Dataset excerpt
• • •

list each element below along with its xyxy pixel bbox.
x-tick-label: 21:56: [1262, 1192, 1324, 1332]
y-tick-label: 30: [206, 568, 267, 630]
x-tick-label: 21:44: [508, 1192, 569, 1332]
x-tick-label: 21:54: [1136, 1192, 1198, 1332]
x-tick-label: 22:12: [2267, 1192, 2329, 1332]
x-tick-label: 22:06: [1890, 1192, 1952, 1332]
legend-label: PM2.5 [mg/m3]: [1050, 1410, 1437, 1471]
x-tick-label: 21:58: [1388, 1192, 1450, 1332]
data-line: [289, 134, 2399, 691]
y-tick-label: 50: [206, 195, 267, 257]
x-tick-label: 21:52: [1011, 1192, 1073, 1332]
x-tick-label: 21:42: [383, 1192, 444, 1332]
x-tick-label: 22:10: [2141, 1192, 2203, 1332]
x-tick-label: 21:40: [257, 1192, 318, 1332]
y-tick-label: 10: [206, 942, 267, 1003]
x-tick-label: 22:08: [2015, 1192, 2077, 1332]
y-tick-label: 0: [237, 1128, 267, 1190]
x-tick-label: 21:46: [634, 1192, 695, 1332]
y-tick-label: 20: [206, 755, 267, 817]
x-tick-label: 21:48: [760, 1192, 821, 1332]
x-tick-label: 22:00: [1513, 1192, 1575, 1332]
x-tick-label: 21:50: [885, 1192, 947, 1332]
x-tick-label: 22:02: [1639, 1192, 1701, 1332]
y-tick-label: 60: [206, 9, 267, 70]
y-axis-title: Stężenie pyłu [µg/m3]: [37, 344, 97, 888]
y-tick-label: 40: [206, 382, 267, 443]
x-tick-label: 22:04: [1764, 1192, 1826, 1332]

• • •

• _What is required_
Reproduce all of the lines in the data above without any alteration.

• _Answer to the problem_
list each element below along with its xyxy pixel bbox.
x-tick-label: 21:56: [1262, 1192, 1324, 1332]
y-tick-label: 30: [206, 568, 267, 630]
x-tick-label: 21:44: [508, 1192, 569, 1332]
x-tick-label: 21:54: [1136, 1192, 1198, 1332]
x-tick-label: 22:12: [2267, 1192, 2329, 1332]
x-tick-label: 22:06: [1890, 1192, 1952, 1332]
legend-label: PM2.5 [mg/m3]: [1050, 1410, 1437, 1471]
x-tick-label: 21:58: [1388, 1192, 1450, 1332]
data-line: [289, 134, 2399, 691]
y-tick-label: 50: [206, 195, 267, 257]
x-tick-label: 21:52: [1011, 1192, 1073, 1332]
x-tick-label: 21:42: [383, 1192, 444, 1332]
x-tick-label: 22:10: [2141, 1192, 2203, 1332]
x-tick-label: 21:40: [257, 1192, 318, 1332]
y-tick-label: 10: [206, 942, 267, 1003]
x-tick-label: 22:08: [2015, 1192, 2077, 1332]
y-tick-label: 0: [237, 1128, 267, 1190]
x-tick-label: 21:46: [634, 1192, 695, 1332]
y-tick-label: 20: [206, 755, 267, 817]
x-tick-label: 21:48: [760, 1192, 821, 1332]
x-tick-label: 22:00: [1513, 1192, 1575, 1332]
x-tick-label: 21:50: [885, 1192, 947, 1332]
x-tick-label: 22:02: [1639, 1192, 1701, 1332]
y-tick-label: 60: [206, 9, 267, 70]
y-axis-title: Stężenie pyłu [µg/m3]: [37, 344, 97, 888]
y-tick-label: 40: [206, 382, 267, 443]
x-tick-label: 22:04: [1764, 1192, 1826, 1332]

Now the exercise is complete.